Exercise aim ->
Which lines in the material below contain the word "Evansville"? Copy each of them.

(Entries from a dataset)
※ ※ ※

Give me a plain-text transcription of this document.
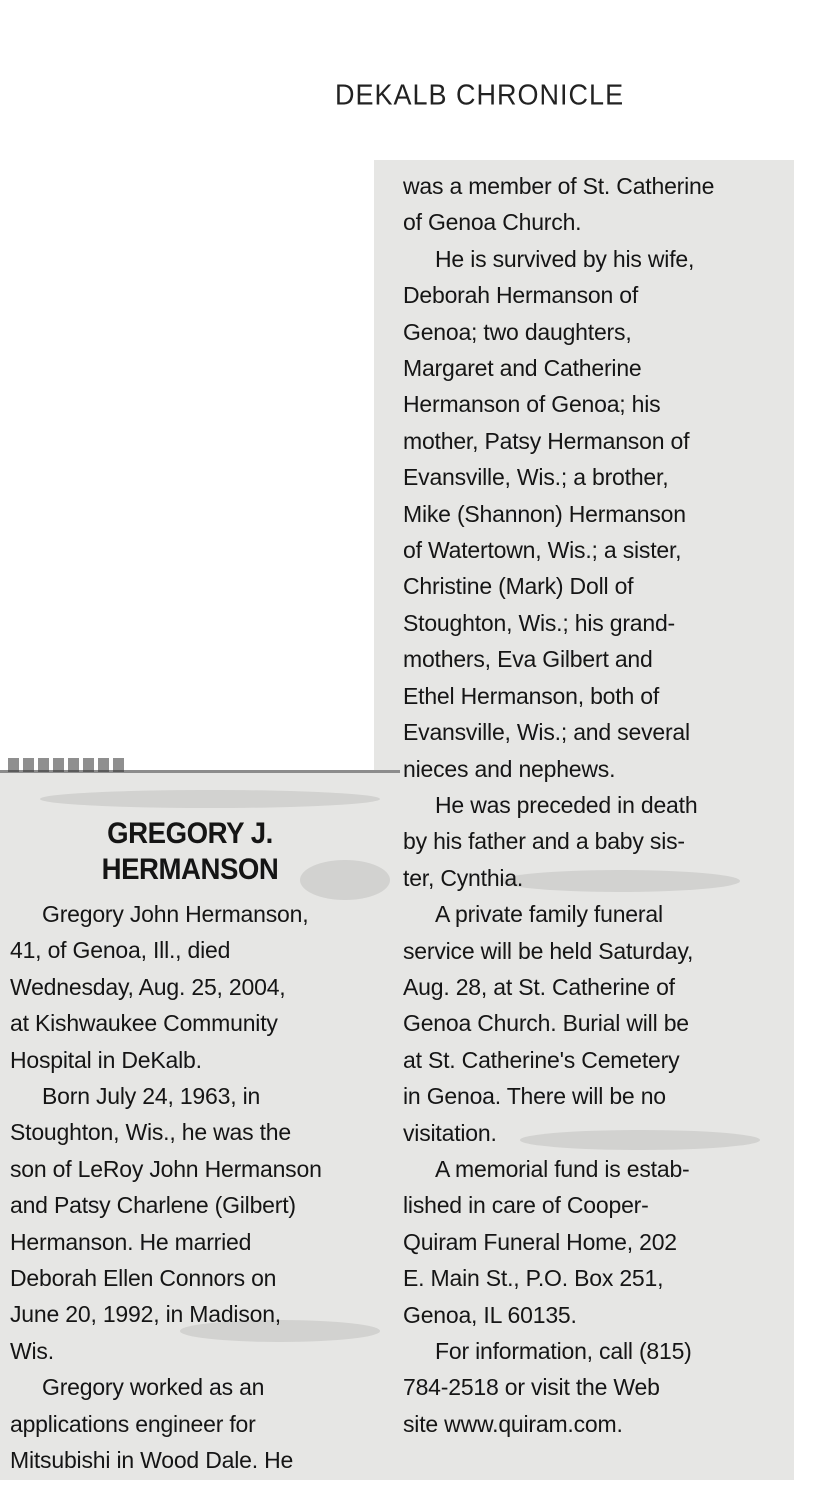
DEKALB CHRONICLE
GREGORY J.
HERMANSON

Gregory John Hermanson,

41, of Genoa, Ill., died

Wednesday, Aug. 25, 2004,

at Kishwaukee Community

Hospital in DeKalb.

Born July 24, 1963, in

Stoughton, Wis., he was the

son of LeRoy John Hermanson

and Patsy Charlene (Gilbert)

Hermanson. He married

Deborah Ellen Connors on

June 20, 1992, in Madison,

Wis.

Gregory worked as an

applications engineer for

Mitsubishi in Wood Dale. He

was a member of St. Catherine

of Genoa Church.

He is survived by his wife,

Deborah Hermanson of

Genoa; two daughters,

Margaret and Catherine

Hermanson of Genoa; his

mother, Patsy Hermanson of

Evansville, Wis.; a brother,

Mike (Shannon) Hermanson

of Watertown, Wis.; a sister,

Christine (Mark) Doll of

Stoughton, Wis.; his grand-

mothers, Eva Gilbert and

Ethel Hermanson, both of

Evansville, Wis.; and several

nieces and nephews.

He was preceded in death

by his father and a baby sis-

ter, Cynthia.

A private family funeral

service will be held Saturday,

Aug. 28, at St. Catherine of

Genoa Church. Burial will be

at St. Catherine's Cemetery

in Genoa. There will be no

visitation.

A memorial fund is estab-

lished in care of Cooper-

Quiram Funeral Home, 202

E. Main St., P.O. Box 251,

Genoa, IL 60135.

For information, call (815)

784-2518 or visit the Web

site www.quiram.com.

※ ※ ※

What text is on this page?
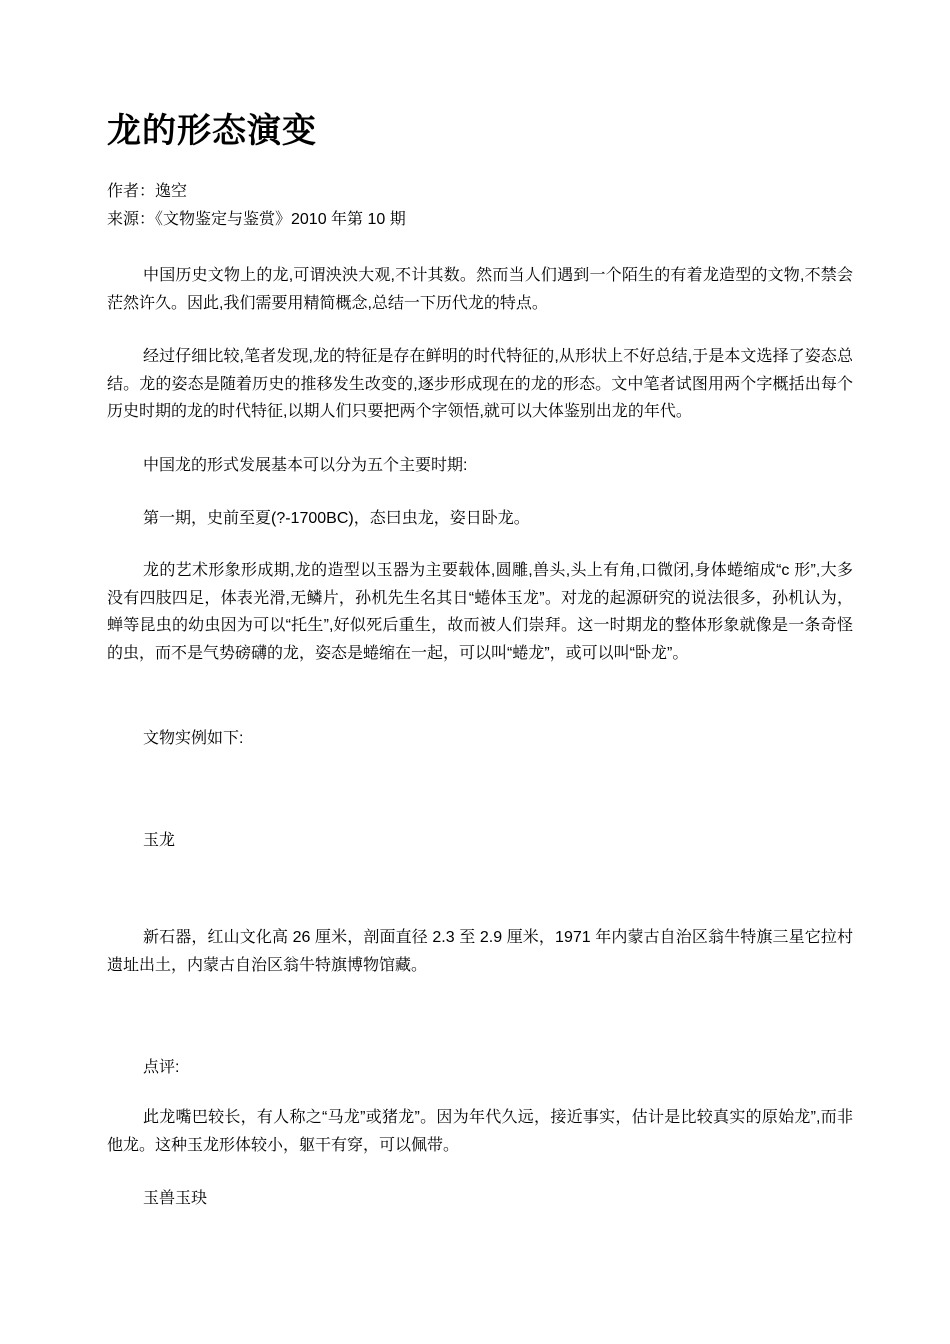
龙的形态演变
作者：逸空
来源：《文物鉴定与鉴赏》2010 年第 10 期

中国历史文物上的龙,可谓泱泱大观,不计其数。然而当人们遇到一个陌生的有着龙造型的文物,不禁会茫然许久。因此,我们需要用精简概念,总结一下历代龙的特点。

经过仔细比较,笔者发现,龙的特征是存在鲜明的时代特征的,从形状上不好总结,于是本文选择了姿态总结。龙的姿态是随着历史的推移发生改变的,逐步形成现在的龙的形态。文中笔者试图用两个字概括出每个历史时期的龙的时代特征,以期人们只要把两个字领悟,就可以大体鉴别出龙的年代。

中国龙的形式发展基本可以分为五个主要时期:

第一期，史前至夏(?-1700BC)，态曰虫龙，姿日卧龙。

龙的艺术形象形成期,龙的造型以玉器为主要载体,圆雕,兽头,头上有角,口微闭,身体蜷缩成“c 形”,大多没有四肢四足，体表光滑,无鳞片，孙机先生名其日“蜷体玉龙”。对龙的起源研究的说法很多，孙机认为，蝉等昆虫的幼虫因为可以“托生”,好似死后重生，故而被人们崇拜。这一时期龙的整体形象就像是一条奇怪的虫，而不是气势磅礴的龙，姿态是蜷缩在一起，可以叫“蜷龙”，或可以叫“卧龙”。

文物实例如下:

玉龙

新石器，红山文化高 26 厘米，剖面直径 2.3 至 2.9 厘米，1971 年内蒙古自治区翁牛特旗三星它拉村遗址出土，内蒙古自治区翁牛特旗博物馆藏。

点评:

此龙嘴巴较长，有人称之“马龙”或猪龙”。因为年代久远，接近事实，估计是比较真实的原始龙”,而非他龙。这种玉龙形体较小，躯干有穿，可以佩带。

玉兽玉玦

※ ※ ※

The completed task ->
Evansville, Wis.; a brother,
Evansville, Wis.; and several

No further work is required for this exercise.